— start Supplied material —
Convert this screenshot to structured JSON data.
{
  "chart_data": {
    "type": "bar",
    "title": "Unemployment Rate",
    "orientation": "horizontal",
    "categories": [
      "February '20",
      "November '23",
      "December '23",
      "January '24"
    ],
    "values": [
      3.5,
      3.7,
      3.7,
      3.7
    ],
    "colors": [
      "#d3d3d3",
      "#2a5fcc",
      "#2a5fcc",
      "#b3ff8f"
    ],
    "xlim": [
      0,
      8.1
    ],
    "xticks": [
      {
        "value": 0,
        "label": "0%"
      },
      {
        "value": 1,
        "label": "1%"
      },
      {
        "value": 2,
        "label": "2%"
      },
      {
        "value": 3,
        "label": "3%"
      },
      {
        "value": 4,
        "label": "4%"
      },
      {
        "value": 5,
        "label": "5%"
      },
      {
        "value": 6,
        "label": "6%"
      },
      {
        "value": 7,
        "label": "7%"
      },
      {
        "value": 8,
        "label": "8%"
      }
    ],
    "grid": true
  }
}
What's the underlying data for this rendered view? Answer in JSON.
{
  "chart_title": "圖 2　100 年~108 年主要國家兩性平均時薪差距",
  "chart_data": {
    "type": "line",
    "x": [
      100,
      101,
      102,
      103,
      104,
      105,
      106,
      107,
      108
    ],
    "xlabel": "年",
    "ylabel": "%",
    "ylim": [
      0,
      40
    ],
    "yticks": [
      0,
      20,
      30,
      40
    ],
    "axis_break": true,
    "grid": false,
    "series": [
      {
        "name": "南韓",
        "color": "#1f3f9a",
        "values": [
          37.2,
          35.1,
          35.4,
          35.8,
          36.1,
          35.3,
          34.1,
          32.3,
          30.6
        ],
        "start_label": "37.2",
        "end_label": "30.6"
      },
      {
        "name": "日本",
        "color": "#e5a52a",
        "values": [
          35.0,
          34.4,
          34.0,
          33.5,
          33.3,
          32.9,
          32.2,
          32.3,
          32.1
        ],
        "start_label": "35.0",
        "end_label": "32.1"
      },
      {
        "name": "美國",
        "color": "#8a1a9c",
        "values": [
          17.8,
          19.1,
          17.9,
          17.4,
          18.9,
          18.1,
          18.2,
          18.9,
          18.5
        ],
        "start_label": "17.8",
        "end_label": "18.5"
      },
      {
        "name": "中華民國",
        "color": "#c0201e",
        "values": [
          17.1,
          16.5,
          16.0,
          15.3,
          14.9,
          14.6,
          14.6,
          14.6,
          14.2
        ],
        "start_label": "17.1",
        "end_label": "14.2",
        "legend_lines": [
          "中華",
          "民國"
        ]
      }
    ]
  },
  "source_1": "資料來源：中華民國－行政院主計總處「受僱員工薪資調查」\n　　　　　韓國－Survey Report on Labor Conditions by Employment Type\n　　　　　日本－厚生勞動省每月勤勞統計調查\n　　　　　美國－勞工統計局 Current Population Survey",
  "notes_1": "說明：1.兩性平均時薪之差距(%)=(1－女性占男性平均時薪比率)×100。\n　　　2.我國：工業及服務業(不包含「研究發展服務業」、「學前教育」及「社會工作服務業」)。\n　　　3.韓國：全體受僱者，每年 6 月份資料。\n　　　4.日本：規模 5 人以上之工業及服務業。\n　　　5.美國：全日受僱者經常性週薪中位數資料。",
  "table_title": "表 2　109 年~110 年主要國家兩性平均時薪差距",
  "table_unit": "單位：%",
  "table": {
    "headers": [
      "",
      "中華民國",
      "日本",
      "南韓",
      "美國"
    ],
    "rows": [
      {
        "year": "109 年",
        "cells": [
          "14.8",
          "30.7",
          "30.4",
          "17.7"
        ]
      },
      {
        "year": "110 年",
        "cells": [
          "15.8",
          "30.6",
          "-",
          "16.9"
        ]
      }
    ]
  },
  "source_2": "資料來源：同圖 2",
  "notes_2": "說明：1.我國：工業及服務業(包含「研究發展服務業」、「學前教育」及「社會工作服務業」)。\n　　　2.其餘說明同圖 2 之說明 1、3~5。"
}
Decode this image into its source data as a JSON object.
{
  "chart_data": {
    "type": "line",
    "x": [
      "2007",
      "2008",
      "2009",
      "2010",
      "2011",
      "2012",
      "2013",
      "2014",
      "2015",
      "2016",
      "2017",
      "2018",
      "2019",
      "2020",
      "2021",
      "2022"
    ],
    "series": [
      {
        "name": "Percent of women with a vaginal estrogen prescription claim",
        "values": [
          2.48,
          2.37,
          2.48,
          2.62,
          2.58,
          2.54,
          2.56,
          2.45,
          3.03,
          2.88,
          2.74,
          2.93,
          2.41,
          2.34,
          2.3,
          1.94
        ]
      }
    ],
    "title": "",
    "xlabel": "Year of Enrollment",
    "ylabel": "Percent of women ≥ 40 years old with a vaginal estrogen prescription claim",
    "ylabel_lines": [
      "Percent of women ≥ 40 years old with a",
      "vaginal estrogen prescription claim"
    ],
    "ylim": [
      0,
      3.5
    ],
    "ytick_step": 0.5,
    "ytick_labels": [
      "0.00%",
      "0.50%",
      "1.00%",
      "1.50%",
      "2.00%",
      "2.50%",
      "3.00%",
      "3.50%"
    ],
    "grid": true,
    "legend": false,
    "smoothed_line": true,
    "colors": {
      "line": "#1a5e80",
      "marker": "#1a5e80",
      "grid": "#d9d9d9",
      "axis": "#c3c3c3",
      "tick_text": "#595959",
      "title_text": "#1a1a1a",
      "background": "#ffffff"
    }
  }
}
— end Supplied material —
From the records above, how many lines include the word "年主要國家兩性平均時薪差距"? Only the number is wanted.

2